Problem to solve: Determine how many lines of the entries contain "Vous". Reply with that number alone.

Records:
►
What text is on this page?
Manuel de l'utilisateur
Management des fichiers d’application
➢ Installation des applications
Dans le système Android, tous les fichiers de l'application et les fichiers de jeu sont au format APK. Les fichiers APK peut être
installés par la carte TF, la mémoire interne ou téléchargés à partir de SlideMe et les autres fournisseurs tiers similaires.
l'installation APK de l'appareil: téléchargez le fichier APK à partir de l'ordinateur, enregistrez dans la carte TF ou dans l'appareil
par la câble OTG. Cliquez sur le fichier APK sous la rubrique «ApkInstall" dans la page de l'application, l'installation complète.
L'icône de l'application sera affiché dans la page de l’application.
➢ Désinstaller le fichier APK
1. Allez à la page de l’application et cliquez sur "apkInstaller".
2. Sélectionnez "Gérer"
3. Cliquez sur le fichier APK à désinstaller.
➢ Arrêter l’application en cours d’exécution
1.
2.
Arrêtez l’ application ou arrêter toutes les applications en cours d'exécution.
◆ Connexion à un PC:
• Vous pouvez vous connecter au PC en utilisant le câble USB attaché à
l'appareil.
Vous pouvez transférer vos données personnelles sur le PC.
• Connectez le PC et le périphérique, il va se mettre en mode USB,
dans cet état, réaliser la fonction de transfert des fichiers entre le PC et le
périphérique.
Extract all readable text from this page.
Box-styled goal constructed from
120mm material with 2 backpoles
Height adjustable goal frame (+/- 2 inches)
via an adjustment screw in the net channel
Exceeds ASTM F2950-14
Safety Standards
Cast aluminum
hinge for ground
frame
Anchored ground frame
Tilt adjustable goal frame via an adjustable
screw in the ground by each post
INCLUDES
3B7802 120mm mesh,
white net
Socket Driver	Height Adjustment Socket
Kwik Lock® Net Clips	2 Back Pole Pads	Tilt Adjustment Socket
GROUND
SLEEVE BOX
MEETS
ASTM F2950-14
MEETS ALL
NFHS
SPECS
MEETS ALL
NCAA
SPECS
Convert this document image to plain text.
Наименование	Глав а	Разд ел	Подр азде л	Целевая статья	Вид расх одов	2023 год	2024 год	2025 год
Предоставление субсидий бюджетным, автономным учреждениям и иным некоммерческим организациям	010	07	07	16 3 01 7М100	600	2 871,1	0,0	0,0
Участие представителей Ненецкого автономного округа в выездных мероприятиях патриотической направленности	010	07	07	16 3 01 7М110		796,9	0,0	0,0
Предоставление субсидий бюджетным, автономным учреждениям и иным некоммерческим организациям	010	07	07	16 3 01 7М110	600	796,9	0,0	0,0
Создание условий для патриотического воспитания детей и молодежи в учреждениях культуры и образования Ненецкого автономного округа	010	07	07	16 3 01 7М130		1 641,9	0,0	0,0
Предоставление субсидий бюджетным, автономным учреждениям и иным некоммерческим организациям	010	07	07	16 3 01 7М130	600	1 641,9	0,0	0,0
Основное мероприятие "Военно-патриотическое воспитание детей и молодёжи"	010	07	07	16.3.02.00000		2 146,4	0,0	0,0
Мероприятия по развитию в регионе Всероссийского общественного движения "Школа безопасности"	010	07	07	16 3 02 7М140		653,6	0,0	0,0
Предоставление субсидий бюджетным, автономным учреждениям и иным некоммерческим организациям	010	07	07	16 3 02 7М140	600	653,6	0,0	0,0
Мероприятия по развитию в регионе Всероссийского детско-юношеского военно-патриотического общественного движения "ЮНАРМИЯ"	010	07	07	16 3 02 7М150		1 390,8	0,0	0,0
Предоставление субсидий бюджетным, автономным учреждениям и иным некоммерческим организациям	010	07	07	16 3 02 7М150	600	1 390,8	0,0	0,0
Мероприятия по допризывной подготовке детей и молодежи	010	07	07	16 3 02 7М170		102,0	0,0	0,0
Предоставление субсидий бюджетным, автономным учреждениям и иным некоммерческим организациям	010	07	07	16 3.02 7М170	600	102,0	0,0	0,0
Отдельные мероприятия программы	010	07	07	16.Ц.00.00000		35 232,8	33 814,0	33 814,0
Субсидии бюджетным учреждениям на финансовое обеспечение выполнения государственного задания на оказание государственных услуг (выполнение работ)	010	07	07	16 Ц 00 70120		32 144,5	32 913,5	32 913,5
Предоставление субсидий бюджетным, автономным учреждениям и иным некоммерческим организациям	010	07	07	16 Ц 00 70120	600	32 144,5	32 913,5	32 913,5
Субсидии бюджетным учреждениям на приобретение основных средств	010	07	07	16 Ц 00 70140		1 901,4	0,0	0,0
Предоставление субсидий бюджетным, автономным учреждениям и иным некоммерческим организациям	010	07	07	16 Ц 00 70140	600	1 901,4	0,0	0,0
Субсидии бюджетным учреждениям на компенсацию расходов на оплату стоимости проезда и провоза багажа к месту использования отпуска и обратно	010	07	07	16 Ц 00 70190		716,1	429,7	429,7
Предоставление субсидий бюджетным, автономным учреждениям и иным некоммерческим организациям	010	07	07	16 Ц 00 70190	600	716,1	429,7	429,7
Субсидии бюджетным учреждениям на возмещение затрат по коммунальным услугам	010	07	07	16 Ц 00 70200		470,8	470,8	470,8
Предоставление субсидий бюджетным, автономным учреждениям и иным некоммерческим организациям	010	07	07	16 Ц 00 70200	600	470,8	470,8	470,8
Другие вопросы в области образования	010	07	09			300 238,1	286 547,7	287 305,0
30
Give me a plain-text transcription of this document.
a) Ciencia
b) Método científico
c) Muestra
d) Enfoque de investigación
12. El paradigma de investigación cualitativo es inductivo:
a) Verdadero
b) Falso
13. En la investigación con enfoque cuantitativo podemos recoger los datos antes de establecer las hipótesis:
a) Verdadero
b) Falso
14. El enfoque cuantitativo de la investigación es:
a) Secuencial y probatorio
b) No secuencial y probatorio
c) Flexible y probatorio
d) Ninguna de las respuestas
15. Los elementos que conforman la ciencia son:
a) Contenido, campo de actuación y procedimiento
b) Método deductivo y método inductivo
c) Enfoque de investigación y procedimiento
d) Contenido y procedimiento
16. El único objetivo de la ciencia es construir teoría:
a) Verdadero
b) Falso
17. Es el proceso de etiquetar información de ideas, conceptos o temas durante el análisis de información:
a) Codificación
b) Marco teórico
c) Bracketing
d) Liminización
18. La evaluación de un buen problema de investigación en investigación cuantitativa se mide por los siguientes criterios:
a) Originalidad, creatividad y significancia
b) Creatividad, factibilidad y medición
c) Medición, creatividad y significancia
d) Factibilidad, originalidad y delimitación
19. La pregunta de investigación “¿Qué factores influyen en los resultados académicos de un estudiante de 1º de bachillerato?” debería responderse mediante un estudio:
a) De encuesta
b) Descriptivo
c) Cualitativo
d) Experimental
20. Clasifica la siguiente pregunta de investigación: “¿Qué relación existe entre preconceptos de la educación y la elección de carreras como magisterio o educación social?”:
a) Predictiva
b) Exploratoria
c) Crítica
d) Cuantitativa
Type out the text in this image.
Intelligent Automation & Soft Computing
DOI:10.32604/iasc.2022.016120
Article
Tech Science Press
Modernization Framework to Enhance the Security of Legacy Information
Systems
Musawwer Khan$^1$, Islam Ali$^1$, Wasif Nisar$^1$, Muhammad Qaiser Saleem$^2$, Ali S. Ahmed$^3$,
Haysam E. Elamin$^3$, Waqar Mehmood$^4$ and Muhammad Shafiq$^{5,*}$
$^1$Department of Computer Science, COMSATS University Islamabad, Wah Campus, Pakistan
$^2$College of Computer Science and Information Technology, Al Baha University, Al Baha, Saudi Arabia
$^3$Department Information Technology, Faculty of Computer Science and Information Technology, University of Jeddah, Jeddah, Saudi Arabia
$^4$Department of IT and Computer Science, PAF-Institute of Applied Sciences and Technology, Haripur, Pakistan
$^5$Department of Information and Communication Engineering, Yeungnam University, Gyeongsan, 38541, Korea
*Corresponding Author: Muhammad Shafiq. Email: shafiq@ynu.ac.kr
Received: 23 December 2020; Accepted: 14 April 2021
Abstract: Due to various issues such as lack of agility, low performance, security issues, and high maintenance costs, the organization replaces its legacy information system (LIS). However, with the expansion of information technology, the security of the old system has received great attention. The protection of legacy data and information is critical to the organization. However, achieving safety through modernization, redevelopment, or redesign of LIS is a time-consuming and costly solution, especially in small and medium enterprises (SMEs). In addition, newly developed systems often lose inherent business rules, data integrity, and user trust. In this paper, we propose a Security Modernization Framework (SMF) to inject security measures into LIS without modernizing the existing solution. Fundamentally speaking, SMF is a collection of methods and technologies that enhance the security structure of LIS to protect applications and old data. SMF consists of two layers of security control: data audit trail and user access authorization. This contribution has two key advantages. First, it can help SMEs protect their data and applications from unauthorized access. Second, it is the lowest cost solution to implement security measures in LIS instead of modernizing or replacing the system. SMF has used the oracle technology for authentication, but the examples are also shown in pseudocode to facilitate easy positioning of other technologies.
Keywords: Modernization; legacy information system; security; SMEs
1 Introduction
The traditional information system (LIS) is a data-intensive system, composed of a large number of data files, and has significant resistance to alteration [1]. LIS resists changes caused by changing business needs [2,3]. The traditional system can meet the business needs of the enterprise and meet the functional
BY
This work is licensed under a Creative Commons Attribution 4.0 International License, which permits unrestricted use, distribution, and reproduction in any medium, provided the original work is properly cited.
◄
Reply: 2